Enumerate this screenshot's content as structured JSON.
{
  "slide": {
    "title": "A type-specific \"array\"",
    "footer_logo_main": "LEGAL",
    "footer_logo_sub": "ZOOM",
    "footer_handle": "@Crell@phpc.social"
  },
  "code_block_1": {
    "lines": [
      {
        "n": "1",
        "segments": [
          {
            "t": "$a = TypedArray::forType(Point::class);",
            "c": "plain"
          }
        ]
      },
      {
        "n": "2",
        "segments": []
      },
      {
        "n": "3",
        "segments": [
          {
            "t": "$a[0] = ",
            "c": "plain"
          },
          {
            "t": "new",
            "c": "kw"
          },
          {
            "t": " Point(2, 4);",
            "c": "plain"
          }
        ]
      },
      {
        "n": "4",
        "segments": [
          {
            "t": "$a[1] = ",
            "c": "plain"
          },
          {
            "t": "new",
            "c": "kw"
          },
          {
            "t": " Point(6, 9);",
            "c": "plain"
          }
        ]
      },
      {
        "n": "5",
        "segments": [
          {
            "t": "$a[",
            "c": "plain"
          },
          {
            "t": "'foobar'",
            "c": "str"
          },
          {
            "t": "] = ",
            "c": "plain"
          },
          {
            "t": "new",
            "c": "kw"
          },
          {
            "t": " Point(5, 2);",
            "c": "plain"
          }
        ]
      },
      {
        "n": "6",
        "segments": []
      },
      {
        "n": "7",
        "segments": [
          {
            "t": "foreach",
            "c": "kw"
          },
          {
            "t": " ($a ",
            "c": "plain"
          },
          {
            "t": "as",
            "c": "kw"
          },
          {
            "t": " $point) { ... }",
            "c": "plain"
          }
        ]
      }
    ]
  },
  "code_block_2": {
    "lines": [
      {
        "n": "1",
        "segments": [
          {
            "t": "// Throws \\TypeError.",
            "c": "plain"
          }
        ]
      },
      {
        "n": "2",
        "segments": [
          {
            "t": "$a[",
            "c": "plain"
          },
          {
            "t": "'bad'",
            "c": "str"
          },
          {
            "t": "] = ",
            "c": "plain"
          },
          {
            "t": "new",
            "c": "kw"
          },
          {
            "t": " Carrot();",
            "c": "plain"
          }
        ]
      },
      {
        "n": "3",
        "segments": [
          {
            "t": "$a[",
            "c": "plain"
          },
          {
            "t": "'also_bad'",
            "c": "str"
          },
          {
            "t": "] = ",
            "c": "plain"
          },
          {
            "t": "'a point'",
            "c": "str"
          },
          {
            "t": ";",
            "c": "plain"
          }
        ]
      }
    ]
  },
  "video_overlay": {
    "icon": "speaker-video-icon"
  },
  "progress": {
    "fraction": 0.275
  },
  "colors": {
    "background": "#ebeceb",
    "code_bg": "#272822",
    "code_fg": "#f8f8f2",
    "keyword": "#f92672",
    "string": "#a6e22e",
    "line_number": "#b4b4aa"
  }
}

==================================================

**Task statement:**
Restate each of the entries above verbatim.

**Written solution:**
Enumerate this screenshot's content as structured JSON.
{
  "slide": {
    "title": "A type-specific \"array\"",
    "footer_logo_main": "LEGAL",
    "footer_logo_sub": "ZOOM",
    "footer_handle": "@Crell@phpc.social"
  },
  "code_block_1": {
    "lines": [
      {
        "n": "1",
        "segments": [
          {
            "t": "$a = TypedArray::forType(Point::class);",
            "c": "plain"
          }
        ]
      },
      {
        "n": "2",
        "segments": []
      },
      {
        "n": "3",
        "segments": [
          {
            "t": "$a[0] = ",
            "c": "plain"
          },
          {
            "t": "new",
            "c": "kw"
          },
          {
            "t": " Point(2, 4);",
            "c": "plain"
          }
        ]
      },
      {
        "n": "4",
        "segments": [
          {
            "t": "$a[1] = ",
            "c": "plain"
          },
          {
            "t": "new",
            "c": "kw"
          },
          {
            "t": " Point(6, 9);",
            "c": "plain"
          }
        ]
      },
      {
        "n": "5",
        "segments": [
          {
            "t": "$a[",
            "c": "plain"
          },
          {
            "t": "'foobar'",
            "c": "str"
          },
          {
            "t": "] = ",
            "c": "plain"
          },
          {
            "t": "new",
            "c": "kw"
          },
          {
            "t": " Point(5, 2);",
            "c": "plain"
          }
        ]
      },
      {
        "n": "6",
        "segments": []
      },
      {
        "n": "7",
        "segments": [
          {
            "t": "foreach",
            "c": "kw"
          },
          {
            "t": " ($a ",
            "c": "plain"
          },
          {
            "t": "as",
            "c": "kw"
          },
          {
            "t": " $point) { ... }",
            "c": "plain"
          }
        ]
      }
    ]
  },
  "code_block_2": {
    "lines": [
      {
        "n": "1",
        "segments": [
          {
            "t": "// Throws \\TypeError.",
            "c": "plain"
          }
        ]
      },
      {
        "n": "2",
        "segments": [
          {
            "t": "$a[",
            "c": "plain"
          },
          {
            "t": "'bad'",
            "c": "str"
          },
          {
            "t": "] = ",
            "c": "plain"
          },
          {
            "t": "new",
            "c": "kw"
          },
          {
            "t": " Carrot();",
            "c": "plain"
          }
        ]
      },
      {
        "n": "3",
        "segments": [
          {
            "t": "$a[",
            "c": "plain"
          },
          {
            "t": "'also_bad'",
            "c": "str"
          },
          {
            "t": "] = ",
            "c": "plain"
          },
          {
            "t": "'a point'",
            "c": "str"
          },
          {
            "t": ";",
            "c": "plain"
          }
        ]
      }
    ]
  },
  "video_overlay": {
    "icon": "speaker-video-icon"
  },
  "progress": {
    "fraction": 0.275
  },
  "colors": {
    "background": "#ebeceb",
    "code_bg": "#272822",
    "code_fg": "#f8f8f2",
    "keyword": "#f92672",
    "string": "#a6e22e",
    "line_number": "#b4b4aa"
  }
}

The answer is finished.